▸ **THE REQUEST**
Print out every record exactly as it appears.

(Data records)
● ● ● ● ●
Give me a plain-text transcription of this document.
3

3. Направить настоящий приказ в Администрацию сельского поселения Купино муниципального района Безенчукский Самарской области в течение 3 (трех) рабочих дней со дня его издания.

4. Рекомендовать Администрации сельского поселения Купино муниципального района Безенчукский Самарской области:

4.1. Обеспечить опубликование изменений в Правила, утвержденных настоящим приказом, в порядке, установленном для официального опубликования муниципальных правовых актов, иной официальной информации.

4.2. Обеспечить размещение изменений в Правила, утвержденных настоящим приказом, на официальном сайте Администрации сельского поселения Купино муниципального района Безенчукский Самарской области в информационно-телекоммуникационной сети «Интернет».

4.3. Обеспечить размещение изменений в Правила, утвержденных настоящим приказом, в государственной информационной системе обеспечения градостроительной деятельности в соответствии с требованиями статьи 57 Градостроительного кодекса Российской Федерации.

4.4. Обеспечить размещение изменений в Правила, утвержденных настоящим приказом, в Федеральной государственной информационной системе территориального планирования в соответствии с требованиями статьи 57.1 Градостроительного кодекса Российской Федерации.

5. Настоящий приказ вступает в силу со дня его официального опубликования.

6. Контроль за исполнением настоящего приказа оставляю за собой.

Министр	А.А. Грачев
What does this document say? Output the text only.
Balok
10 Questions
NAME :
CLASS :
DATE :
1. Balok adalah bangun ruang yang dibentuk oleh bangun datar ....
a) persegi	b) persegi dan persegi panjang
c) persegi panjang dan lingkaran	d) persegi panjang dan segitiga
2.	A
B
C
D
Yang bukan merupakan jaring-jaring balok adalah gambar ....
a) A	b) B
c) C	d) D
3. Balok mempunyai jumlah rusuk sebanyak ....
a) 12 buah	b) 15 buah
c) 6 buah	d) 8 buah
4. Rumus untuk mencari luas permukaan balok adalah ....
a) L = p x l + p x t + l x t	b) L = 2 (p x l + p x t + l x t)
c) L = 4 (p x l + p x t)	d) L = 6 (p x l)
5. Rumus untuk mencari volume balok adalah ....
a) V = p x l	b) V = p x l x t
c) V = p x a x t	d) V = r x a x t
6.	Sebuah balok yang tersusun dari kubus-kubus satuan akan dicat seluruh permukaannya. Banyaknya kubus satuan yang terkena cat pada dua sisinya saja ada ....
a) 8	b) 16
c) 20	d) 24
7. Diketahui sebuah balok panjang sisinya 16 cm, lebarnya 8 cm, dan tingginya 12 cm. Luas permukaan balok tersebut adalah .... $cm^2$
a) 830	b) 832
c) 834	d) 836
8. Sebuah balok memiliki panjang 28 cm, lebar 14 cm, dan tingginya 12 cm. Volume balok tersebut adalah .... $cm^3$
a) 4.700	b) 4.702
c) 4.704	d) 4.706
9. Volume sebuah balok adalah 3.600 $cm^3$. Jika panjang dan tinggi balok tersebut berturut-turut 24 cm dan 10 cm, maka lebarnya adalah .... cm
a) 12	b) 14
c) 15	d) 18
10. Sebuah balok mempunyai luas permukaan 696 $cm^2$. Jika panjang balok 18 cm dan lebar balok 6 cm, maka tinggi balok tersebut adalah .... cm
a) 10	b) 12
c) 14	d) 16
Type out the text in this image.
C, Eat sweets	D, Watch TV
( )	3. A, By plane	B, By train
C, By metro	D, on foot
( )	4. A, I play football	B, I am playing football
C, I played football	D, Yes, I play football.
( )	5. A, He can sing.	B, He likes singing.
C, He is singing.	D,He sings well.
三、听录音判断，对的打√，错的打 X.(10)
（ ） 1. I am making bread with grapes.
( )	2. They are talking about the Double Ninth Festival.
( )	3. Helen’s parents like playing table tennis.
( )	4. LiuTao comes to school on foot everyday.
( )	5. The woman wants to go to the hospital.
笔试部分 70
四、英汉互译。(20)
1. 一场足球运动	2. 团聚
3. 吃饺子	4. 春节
● ● ● ● ●
▸ **CORRECT RESPONSE**
Give me a plain-text transcription of this document.
3

3. Направить настоящий приказ в Администрацию сельского поселения Купино муниципального района Безенчукский Самарской области в течение 3 (трех) рабочих дней со дня его издания.

4. Рекомендовать Администрации сельского поселения Купино муниципального района Безенчукский Самарской области:

4.1. Обеспечить опубликование изменений в Правила, утвержденных настоящим приказом, в порядке, установленном для официального опубликования муниципальных правовых актов, иной официальной информации.

4.2. Обеспечить размещение изменений в Правила, утвержденных настоящим приказом, на официальном сайте Администрации сельского поселения Купино муниципального района Безенчукский Самарской области в информационно-телекоммуникационной сети «Интернет».

4.3. Обеспечить размещение изменений в Правила, утвержденных настоящим приказом, в государственной информационной системе обеспечения градостроительной деятельности в соответствии с требованиями статьи 57 Градостроительного кодекса Российской Федерации.

4.4. Обеспечить размещение изменений в Правила, утвержденных настоящим приказом, в Федеральной государственной информационной системе территориального планирования в соответствии с требованиями статьи 57.1 Градостроительного кодекса Российской Федерации.

5. Настоящий приказ вступает в силу со дня его официального опубликования.

6. Контроль за исполнением настоящего приказа оставляю за собой.

Министр	А.А. Грачев
What does this document say? Output the text only.
Balok
10 Questions
NAME :
CLASS :
DATE :
1. Balok adalah bangun ruang yang dibentuk oleh bangun datar ....
a) persegi	b) persegi dan persegi panjang
c) persegi panjang dan lingkaran	d) persegi panjang dan segitiga
2.	A
B
C
D
Yang bukan merupakan jaring-jaring balok adalah gambar ....
a) A	b) B
c) C	d) D
3. Balok mempunyai jumlah rusuk sebanyak ....
a) 12 buah	b) 15 buah
c) 6 buah	d) 8 buah
4. Rumus untuk mencari luas permukaan balok adalah ....
a) L = p x l + p x t + l x t	b) L = 2 (p x l + p x t + l x t)
c) L = 4 (p x l + p x t)	d) L = 6 (p x l)
5. Rumus untuk mencari volume balok adalah ....
a) V = p x l	b) V = p x l x t
c) V = p x a x t	d) V = r x a x t
6.	Sebuah balok yang tersusun dari kubus-kubus satuan akan dicat seluruh permukaannya. Banyaknya kubus satuan yang terkena cat pada dua sisinya saja ada ....
a) 8	b) 16
c) 20	d) 24
7. Diketahui sebuah balok panjang sisinya 16 cm, lebarnya 8 cm, dan tingginya 12 cm. Luas permukaan balok tersebut adalah .... $cm^2$
a) 830	b) 832
c) 834	d) 836
8. Sebuah balok memiliki panjang 28 cm, lebar 14 cm, dan tingginya 12 cm. Volume balok tersebut adalah .... $cm^3$
a) 4.700	b) 4.702
c) 4.704	d) 4.706
9. Volume sebuah balok adalah 3.600 $cm^3$. Jika panjang dan tinggi balok tersebut berturut-turut 24 cm dan 10 cm, maka lebarnya adalah .... cm
a) 12	b) 14
c) 15	d) 18
10. Sebuah balok mempunyai luas permukaan 696 $cm^2$. Jika panjang balok 18 cm dan lebar balok 6 cm, maka tinggi balok tersebut adalah .... cm
a) 10	b) 12
c) 14	d) 16
Type out the text in this image.
C, Eat sweets	D, Watch TV
( )	3. A, By plane	B, By train
C, By metro	D, on foot
( )	4. A, I play football	B, I am playing football
C, I played football	D, Yes, I play football.
( )	5. A, He can sing.	B, He likes singing.
C, He is singing.	D,He sings well.
三、听录音判断，对的打√，错的打 X.(10)
（ ） 1. I am making bread with grapes.
( )	2. They are talking about the Double Ninth Festival.
( )	3. Helen’s parents like playing table tennis.
( )	4. LiuTao comes to school on foot everyday.
( )	5. The woman wants to go to the hospital.
笔试部分 70
四、英汉互译。(20)
1. 一场足球运动	2. 团聚
3. 吃饺子	4. 春节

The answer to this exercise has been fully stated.